** begin Records for the exercise **

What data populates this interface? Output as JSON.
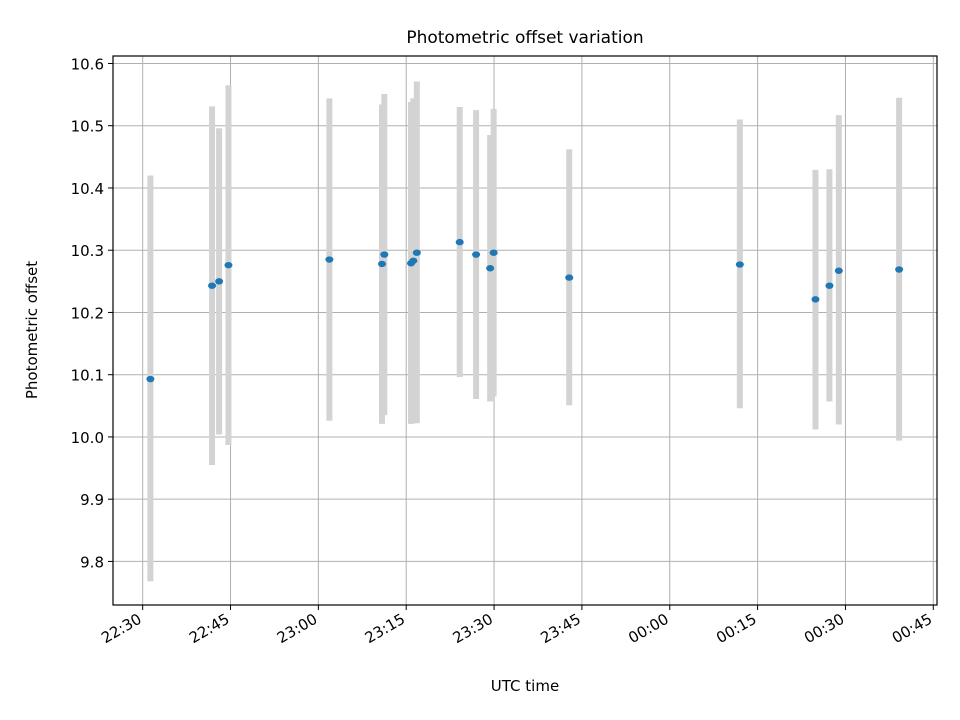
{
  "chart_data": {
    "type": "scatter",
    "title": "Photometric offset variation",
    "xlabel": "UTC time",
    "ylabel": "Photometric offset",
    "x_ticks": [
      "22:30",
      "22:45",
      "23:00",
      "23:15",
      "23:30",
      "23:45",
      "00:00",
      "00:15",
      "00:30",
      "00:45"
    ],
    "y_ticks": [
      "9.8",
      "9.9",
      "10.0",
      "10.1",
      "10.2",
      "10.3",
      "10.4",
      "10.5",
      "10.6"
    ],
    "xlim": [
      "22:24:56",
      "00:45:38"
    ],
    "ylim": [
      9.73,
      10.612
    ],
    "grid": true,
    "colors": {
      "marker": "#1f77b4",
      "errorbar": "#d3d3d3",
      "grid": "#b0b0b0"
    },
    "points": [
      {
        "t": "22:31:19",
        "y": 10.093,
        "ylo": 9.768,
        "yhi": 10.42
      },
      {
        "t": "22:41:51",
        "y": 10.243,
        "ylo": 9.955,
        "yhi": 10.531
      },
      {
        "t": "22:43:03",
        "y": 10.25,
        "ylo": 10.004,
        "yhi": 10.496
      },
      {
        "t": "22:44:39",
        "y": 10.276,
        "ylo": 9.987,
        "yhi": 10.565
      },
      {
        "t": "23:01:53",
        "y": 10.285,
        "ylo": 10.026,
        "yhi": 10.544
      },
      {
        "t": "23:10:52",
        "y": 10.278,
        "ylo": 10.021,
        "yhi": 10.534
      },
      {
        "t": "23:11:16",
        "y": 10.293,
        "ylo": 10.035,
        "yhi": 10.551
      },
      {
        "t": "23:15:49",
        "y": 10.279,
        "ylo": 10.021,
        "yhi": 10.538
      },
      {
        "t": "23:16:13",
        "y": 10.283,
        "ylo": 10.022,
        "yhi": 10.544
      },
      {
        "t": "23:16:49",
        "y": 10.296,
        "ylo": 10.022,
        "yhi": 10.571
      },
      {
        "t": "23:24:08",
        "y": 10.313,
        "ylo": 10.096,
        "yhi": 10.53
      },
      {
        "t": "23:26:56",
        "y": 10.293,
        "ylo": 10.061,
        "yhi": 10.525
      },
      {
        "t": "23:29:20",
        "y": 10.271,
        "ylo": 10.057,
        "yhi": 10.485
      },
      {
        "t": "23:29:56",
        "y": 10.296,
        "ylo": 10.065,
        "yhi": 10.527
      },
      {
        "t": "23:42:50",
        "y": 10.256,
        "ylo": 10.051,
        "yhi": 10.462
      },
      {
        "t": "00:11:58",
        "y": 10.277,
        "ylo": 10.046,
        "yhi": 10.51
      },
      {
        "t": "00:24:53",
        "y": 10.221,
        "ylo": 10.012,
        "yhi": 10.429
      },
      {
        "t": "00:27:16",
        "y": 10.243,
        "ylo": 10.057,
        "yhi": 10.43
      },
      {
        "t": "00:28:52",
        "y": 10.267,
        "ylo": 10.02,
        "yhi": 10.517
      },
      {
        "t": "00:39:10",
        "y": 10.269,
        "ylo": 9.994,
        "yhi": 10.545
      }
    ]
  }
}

** end Records for the exercise **
** begin Records for the exercise **

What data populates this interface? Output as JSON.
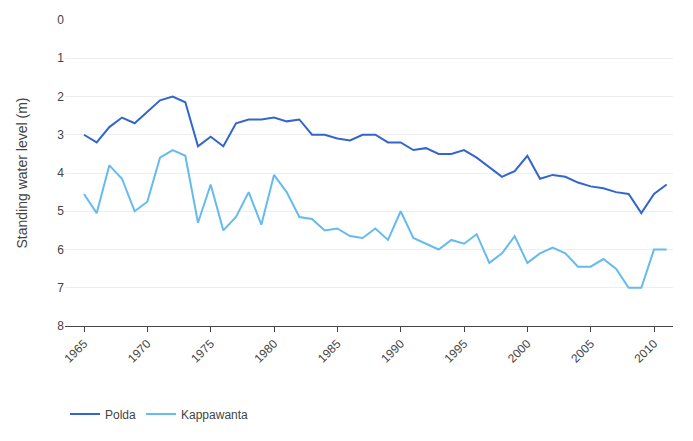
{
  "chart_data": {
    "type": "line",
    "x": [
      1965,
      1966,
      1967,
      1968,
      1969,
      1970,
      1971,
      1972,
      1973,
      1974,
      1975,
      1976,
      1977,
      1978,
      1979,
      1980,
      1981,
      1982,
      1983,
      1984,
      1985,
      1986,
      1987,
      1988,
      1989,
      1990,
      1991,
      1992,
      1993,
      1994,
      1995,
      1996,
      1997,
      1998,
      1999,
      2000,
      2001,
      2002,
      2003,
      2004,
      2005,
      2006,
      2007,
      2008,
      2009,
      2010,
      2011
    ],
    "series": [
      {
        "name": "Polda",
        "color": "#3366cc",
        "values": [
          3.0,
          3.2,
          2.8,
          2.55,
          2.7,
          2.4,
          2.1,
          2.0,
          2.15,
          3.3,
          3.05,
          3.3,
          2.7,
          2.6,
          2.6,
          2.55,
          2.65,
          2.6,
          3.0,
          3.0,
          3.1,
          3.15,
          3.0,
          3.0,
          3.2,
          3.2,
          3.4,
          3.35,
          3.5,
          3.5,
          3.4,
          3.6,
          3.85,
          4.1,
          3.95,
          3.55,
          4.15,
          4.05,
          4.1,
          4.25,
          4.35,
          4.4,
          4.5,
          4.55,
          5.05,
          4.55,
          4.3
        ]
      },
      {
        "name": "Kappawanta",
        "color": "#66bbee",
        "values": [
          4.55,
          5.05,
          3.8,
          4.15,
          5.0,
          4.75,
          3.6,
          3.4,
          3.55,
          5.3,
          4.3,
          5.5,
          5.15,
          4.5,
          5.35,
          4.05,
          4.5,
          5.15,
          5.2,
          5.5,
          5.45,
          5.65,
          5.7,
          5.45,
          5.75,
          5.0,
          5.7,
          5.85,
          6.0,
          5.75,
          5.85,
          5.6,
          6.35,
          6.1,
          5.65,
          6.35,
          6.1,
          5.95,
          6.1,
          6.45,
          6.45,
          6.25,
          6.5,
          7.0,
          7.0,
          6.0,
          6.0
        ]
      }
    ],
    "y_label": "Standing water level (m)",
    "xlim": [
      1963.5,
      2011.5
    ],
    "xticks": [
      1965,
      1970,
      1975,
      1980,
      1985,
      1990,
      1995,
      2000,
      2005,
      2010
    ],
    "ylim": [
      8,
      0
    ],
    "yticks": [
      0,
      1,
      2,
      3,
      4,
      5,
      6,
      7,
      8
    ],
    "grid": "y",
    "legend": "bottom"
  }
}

** end Records for the exercise **

• Short task
Write out every line of the data that holds the word "Photometric".

• Final result
    "title": "Photometric offset variation",
    "ylabel": "Photometric offset",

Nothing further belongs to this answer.